**Quoted passage:**
The back-to-school season for many parents comes as something of a relief: It’s quieter around the house, the family slips into a routine schedule, the happy chaos of summer turns to the welcome predictability of the fall.
Yet the U.S. education landscape has in recent years been anything but quiet or predictable. Schools have become intense battlegrounds of bitter cultural fighting. Extremist curricula involving fringe racial theories and explicit sexual ideologies have been forced on grade-school children. Angry parents have turned out in droves to protest, demand change, and in some cases flip school boards in favor of reform-minded candidates.
The rolling controversies are not likely to end soon. And they are of particularly pointed significance for Catholics. The Catechism of the Catholic Church affirms that parents have “the first responsibility for the education of their children” (No. 2223). Mothers and fathers, the Catechism says, retain the right to both teach their children the morals imparted by the Church and “to choose a school for them which corresponds to their own convictions” (No. 2229).
For Catholic families in public schools, that can be a daunting proposition. In Virginia, the state government recently instituted new school rules governing parental rights and transgender-related policies, but several school districts have refused to implement them, setting up a showdown between superintendents and the governor’s office. In Maryland in August, a judge ruled that parents do not have the right to opt their children out of LGBT-related book readings. That same month, a school policy protest in California between competing factions of parents turned violent and led to arrests.

**Data shown:**
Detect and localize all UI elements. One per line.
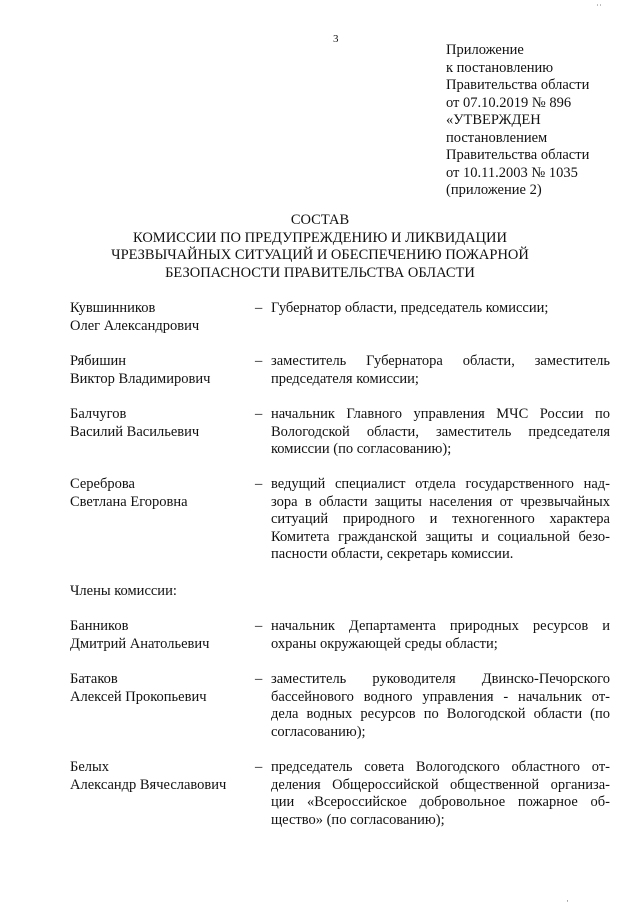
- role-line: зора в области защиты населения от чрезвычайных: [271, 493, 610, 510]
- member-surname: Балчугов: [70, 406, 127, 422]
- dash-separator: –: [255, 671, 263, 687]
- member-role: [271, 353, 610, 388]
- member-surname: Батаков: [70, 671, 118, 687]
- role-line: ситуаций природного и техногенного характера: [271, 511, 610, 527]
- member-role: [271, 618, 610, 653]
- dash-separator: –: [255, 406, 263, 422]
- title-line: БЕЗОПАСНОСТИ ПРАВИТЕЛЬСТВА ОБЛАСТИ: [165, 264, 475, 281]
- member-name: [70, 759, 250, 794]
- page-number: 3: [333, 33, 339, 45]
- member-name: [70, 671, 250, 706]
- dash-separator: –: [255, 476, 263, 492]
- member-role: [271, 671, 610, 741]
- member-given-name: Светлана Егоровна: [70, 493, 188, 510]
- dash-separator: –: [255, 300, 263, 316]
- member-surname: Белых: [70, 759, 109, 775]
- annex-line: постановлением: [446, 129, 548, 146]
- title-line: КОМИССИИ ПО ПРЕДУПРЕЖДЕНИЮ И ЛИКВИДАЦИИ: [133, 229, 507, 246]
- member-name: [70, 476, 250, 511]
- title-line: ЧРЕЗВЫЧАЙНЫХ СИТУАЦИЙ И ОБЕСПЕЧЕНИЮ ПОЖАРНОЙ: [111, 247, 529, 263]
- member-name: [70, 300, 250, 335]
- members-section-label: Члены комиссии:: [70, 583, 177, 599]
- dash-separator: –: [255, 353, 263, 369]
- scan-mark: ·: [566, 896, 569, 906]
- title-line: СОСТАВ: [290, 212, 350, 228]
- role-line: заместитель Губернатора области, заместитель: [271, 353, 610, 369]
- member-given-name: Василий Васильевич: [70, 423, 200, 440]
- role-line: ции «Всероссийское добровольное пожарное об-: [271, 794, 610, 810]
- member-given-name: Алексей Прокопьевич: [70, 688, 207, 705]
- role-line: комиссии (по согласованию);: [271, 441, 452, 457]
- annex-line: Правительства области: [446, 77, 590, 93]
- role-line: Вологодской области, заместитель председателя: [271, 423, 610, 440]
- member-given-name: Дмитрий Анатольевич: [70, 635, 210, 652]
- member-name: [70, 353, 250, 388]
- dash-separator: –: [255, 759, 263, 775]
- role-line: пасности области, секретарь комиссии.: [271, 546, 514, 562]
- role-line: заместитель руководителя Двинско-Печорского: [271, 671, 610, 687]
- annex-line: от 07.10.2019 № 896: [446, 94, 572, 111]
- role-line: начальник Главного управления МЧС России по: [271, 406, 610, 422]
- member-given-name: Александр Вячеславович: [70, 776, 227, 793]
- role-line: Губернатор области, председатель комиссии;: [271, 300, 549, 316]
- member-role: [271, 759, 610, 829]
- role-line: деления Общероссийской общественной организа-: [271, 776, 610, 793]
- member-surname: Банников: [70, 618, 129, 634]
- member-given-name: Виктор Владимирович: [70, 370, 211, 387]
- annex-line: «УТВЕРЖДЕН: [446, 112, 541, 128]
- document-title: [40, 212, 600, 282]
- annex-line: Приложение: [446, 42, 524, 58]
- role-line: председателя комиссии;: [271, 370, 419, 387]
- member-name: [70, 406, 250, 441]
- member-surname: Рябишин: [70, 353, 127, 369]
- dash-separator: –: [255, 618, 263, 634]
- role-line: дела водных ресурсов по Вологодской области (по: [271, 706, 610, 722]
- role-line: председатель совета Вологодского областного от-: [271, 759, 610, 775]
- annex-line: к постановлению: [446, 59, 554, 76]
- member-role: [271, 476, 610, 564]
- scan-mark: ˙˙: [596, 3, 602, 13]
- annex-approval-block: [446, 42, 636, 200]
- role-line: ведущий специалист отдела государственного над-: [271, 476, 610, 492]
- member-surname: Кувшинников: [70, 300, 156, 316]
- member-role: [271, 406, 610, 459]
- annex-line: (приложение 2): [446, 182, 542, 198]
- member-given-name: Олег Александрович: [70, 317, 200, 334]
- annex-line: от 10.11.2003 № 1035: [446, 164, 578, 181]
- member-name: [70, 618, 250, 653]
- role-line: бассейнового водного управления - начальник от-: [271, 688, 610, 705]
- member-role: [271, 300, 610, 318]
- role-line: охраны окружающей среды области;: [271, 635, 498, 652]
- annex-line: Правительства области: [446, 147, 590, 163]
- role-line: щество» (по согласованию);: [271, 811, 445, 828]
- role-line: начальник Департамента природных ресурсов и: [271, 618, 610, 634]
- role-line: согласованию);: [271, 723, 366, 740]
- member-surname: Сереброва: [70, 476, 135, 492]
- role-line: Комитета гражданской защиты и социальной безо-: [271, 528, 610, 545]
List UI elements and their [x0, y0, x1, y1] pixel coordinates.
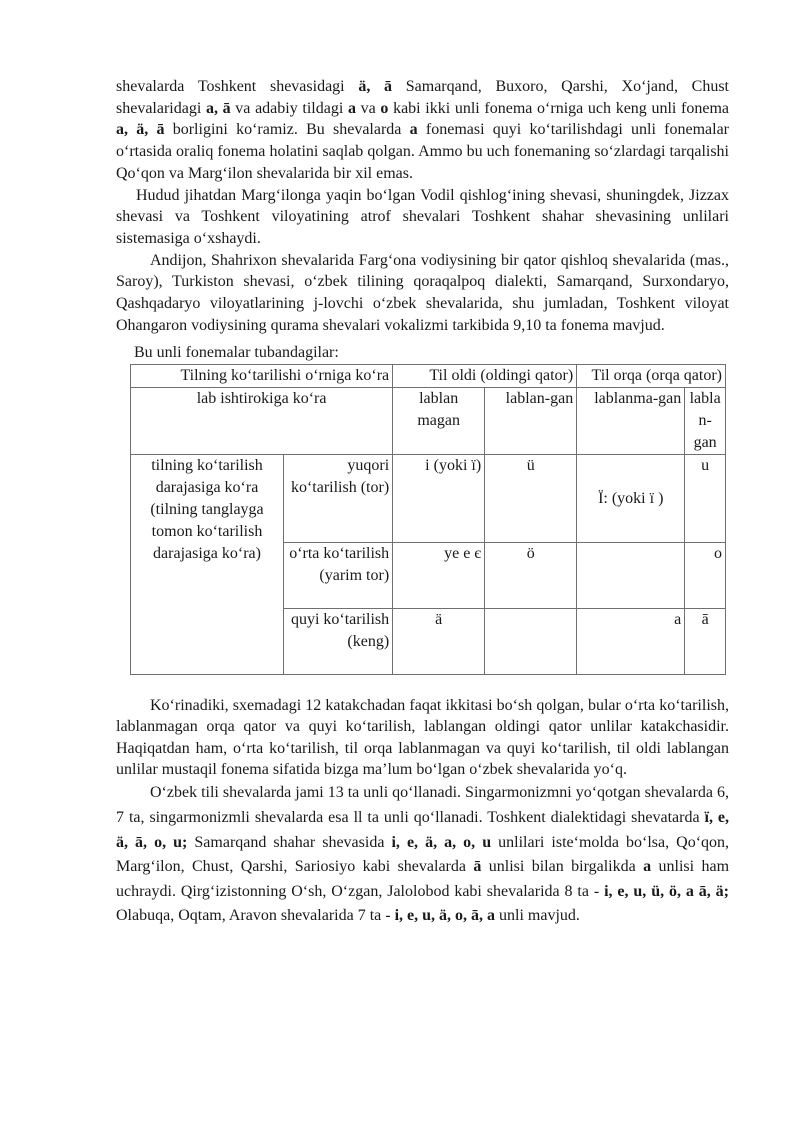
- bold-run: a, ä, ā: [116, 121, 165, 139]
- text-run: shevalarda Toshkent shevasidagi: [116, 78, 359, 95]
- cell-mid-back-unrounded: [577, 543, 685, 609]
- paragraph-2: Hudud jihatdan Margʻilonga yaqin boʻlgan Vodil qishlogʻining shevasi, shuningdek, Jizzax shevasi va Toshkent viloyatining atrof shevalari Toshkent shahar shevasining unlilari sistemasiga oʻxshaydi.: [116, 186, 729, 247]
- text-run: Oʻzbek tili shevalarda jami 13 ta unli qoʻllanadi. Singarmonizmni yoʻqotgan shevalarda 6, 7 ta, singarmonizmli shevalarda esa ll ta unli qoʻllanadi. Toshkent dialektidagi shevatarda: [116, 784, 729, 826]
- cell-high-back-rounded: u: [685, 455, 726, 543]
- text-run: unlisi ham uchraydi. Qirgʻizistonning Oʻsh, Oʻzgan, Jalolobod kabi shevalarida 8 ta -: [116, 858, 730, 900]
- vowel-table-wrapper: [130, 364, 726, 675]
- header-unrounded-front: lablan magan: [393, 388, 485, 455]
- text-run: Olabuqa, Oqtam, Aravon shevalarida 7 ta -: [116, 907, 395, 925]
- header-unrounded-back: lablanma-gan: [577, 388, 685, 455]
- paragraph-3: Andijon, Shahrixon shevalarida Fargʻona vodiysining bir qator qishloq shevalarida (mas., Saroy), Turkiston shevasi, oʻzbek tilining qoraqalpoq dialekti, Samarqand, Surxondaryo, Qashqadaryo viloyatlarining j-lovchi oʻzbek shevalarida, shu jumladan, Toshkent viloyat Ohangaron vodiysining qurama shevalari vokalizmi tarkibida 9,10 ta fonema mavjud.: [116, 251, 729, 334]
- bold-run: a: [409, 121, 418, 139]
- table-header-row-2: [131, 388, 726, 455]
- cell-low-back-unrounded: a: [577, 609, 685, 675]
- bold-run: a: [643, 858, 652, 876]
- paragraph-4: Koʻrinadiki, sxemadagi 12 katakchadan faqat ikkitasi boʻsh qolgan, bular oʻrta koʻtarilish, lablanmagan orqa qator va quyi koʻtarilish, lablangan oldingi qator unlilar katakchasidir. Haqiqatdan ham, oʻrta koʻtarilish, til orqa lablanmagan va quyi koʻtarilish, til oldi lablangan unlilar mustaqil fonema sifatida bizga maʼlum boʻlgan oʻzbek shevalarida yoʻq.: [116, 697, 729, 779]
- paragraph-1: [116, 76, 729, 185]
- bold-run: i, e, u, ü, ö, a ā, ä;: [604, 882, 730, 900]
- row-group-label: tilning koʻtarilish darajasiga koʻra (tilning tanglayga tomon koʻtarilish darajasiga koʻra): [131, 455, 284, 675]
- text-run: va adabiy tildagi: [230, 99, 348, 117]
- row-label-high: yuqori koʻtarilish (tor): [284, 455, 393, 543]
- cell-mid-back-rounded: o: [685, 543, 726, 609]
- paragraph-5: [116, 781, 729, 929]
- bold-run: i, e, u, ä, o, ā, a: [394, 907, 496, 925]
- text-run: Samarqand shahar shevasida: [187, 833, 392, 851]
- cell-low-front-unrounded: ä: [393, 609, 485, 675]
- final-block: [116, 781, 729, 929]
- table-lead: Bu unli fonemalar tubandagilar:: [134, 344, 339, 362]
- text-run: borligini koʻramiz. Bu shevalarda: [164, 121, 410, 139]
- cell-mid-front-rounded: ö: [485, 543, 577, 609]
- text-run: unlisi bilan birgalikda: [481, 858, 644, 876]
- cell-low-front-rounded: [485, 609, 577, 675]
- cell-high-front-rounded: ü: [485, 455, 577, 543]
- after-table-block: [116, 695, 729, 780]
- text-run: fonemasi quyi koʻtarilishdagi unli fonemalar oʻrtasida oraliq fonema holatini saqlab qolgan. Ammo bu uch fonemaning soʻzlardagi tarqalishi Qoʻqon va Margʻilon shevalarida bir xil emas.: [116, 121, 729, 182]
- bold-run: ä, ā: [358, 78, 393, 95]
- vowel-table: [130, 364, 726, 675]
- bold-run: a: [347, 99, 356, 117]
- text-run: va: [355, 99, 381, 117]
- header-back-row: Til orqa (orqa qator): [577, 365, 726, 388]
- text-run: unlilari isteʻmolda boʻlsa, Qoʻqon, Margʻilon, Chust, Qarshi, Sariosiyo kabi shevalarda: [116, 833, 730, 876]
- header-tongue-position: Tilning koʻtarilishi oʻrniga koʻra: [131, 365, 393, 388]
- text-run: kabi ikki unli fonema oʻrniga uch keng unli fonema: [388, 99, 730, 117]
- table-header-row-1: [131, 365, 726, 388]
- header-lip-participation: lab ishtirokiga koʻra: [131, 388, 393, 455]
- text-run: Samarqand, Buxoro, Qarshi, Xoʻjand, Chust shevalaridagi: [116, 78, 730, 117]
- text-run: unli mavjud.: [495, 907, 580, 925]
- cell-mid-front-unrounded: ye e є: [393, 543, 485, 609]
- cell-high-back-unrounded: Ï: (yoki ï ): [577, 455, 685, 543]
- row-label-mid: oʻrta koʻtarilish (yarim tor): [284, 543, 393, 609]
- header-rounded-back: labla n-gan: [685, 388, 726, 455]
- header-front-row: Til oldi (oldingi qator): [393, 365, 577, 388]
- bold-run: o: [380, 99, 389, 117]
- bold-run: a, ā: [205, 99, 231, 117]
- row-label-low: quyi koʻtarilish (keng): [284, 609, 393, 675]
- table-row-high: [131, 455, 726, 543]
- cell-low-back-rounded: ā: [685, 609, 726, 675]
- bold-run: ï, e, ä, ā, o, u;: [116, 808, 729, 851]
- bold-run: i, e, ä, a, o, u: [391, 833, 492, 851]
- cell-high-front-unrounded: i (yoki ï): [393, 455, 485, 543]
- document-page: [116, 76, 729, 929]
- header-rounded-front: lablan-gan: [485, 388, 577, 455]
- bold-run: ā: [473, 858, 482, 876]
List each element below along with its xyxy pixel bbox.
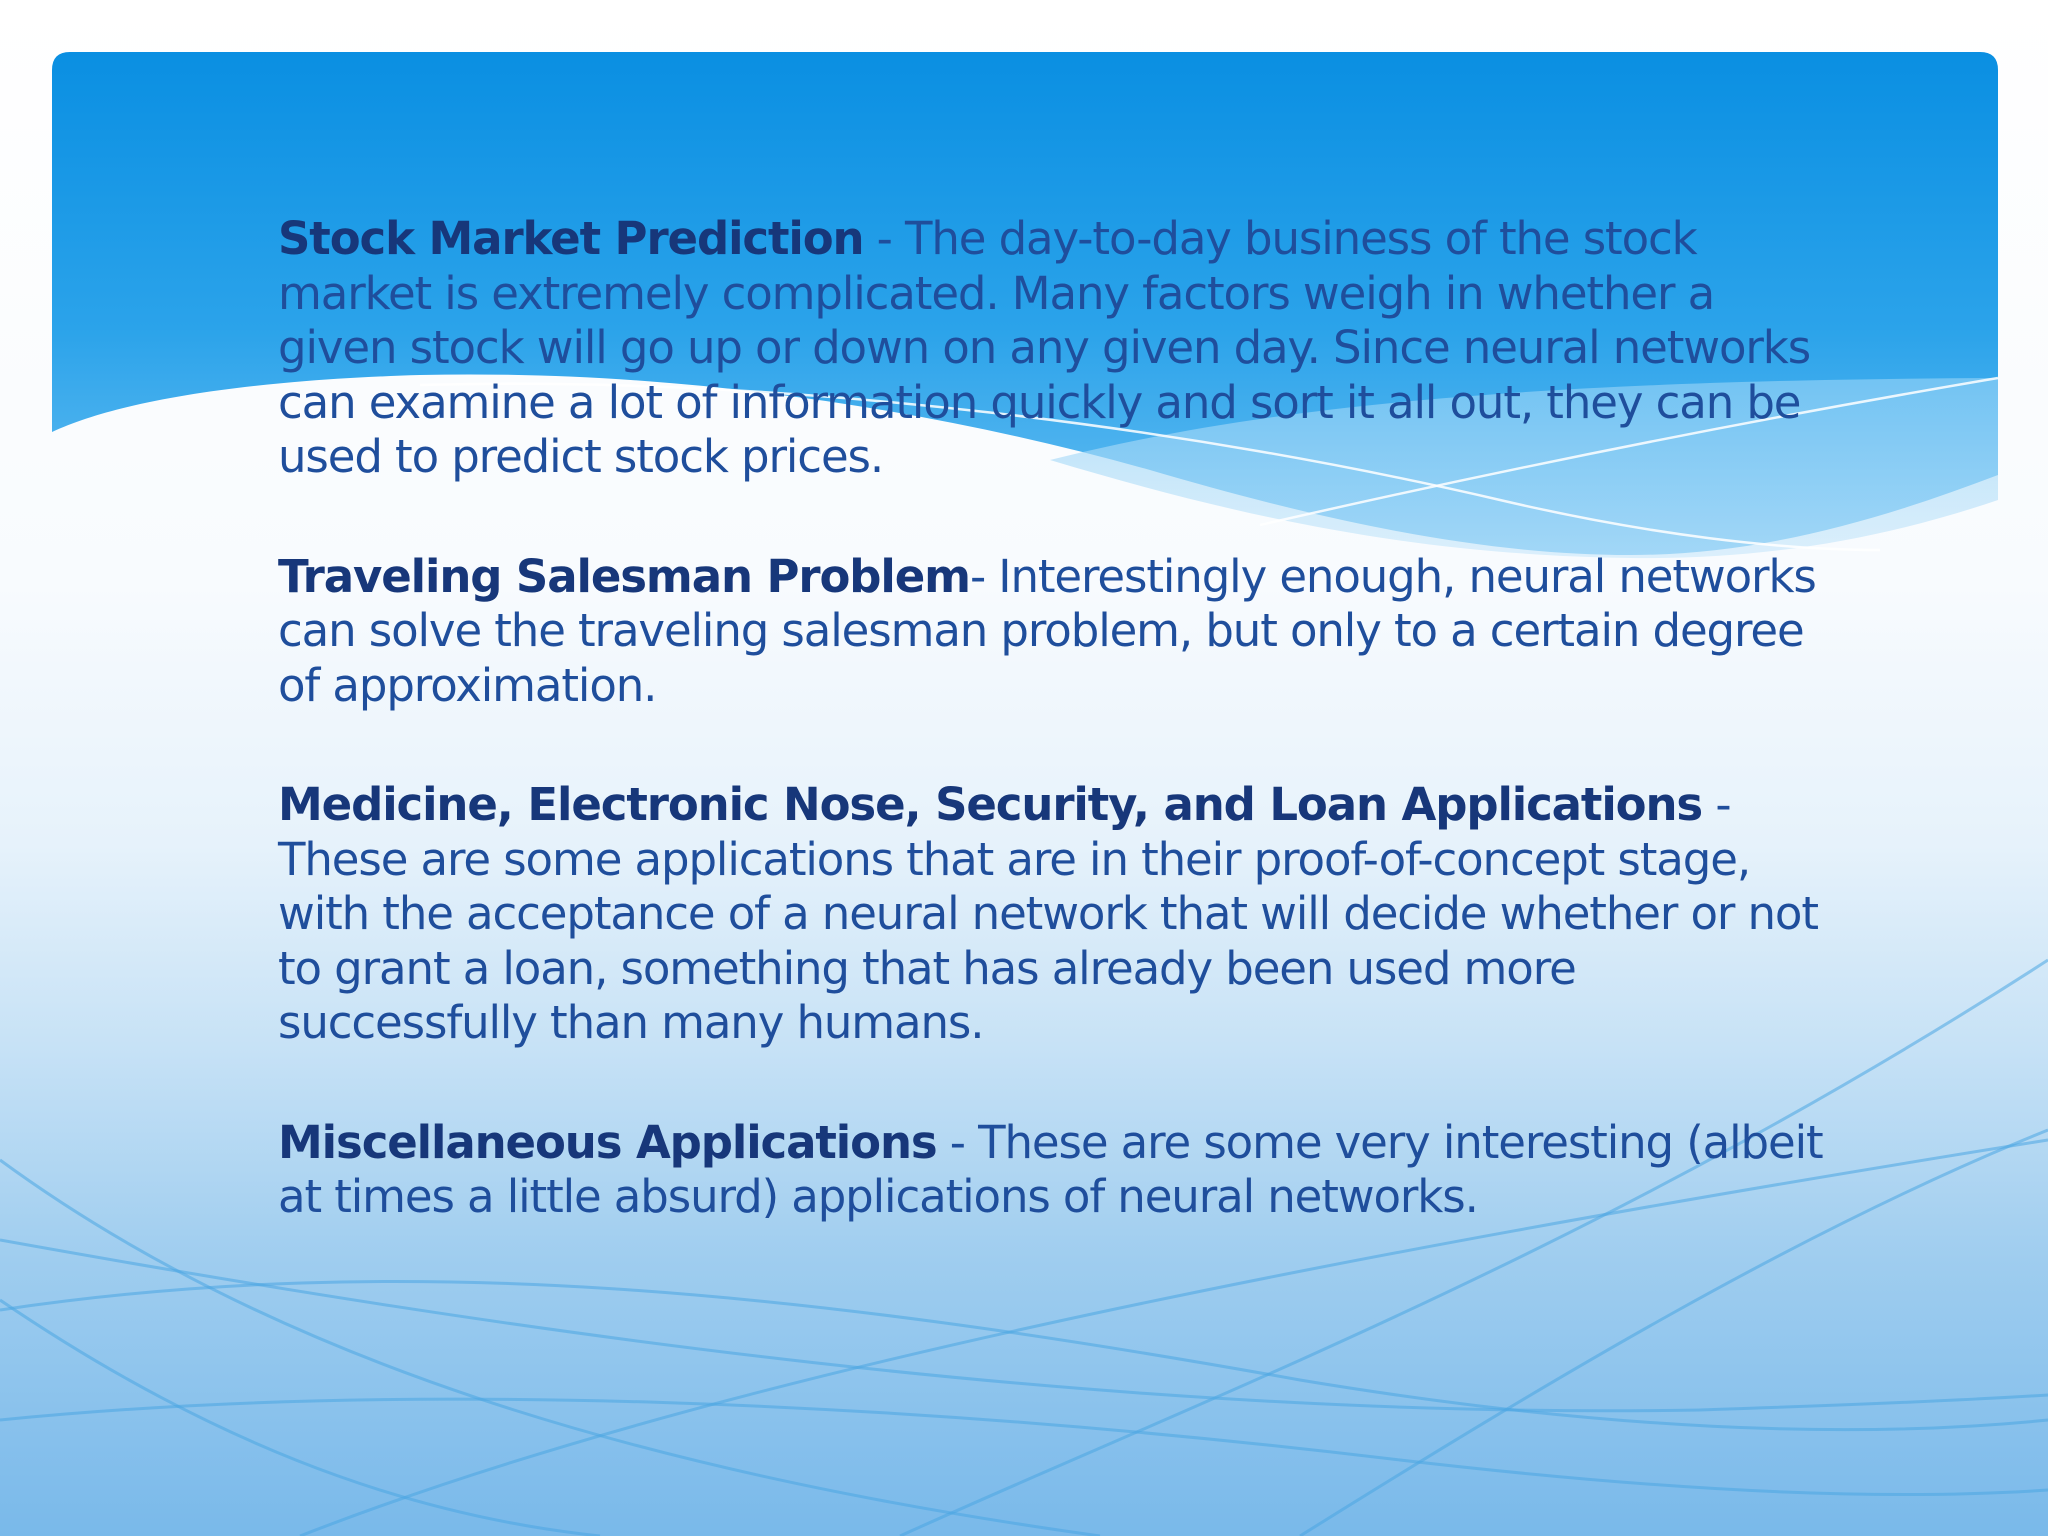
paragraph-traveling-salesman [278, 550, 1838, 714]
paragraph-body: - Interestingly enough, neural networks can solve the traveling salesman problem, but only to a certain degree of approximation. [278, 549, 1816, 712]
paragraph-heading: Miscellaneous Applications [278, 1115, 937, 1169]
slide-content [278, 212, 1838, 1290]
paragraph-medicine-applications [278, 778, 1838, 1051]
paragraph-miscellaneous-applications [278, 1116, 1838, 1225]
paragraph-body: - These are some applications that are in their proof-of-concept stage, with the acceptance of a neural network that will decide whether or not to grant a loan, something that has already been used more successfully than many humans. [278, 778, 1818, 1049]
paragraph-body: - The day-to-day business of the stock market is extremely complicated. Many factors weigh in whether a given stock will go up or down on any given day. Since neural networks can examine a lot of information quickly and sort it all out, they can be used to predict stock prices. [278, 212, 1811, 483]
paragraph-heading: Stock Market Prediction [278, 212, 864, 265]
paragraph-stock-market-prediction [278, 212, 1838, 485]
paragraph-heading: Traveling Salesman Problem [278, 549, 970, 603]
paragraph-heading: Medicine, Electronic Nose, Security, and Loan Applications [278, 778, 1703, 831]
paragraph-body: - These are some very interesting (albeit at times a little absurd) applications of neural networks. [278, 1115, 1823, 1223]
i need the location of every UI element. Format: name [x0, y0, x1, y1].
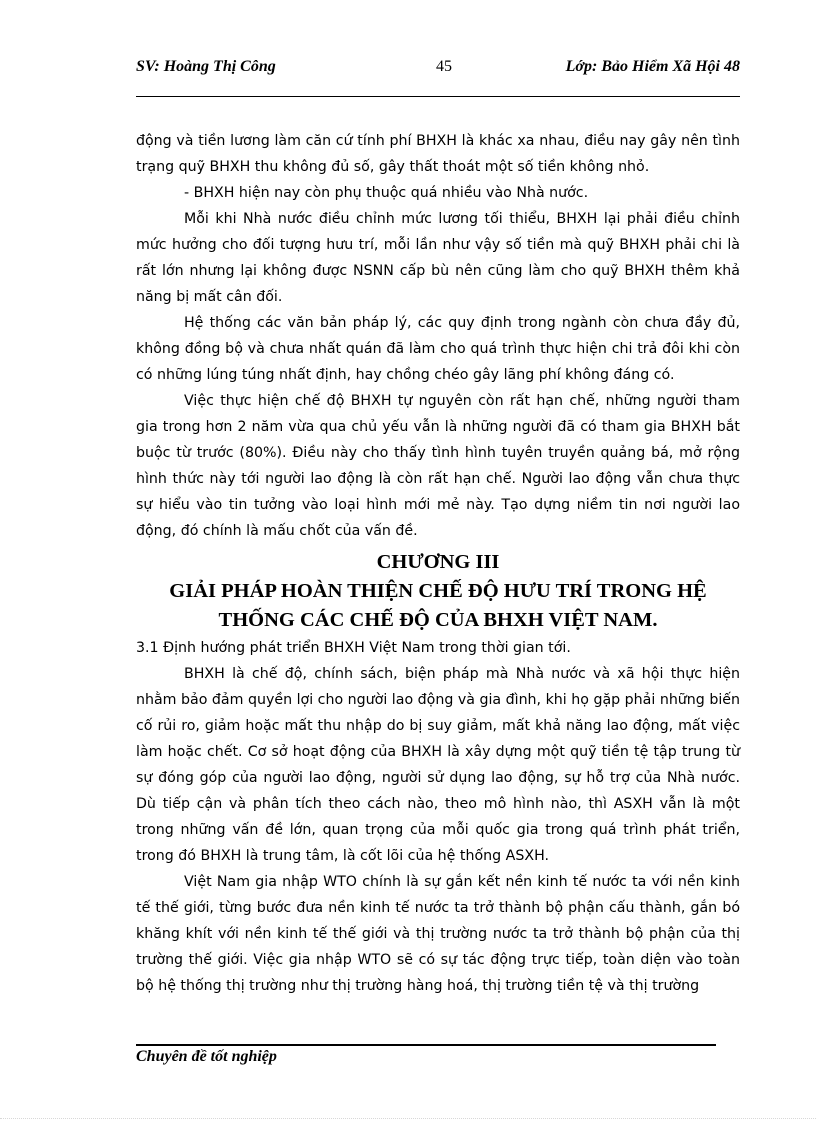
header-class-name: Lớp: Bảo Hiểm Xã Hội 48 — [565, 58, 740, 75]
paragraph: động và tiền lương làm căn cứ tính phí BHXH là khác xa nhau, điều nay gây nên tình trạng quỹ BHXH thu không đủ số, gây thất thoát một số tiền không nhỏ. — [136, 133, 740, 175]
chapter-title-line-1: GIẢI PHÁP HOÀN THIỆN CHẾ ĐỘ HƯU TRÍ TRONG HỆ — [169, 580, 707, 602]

**Directives:**
1. Answer these questions about the back-to-school text:
(a) Which numbered section of the Catechism is cited for parents having "the first responsibility for the education of their children"?
(b) In which state did a judge rule in August that parents cannot opt their children out of LGBT-related book readings?
(c) In which state did a school policy protest turn violent and lead to arrests?
2. Rewrite the lines of the records that start with the line containing "- role-line: зора" and continue through the line containing "- dash-separator: –: [255, 300, 263, 316]", changing "member-surname" to "family-name" and leaving everything else as it is.
The text and the records have nothing to do with each other.

**Task results:**
1.
(a) No. 2223
(b) Maryland
(c) California

2.
- role-line: зора в области защиты населения от чрезвычайных: [271, 493, 610, 510]
- family-name: Балчугов: [70, 406, 127, 422]
- dash-separator: –: [255, 671, 263, 687]
- member-role: [271, 353, 610, 388]
- family-name: Батаков: [70, 671, 118, 687]
- role-line: ситуаций природного и техногенного характера: [271, 511, 610, 527]
- member-role: [271, 618, 610, 653]
- dash-separator: –: [255, 406, 263, 422]
- title-line: БЕЗОПАСНОСТИ ПРАВИТЕЛЬСТВА ОБЛАСТИ: [165, 264, 475, 281]
- member-name: [70, 759, 250, 794]
- page-number: 3: [333, 33, 339, 45]
- member-name: [70, 671, 250, 706]
- dash-separator: –: [255, 476, 263, 492]
- member-role: [271, 671, 610, 741]
- member-given-name: Светлана Егоровна: [70, 493, 188, 510]
- dash-separator: –: [255, 300, 263, 316]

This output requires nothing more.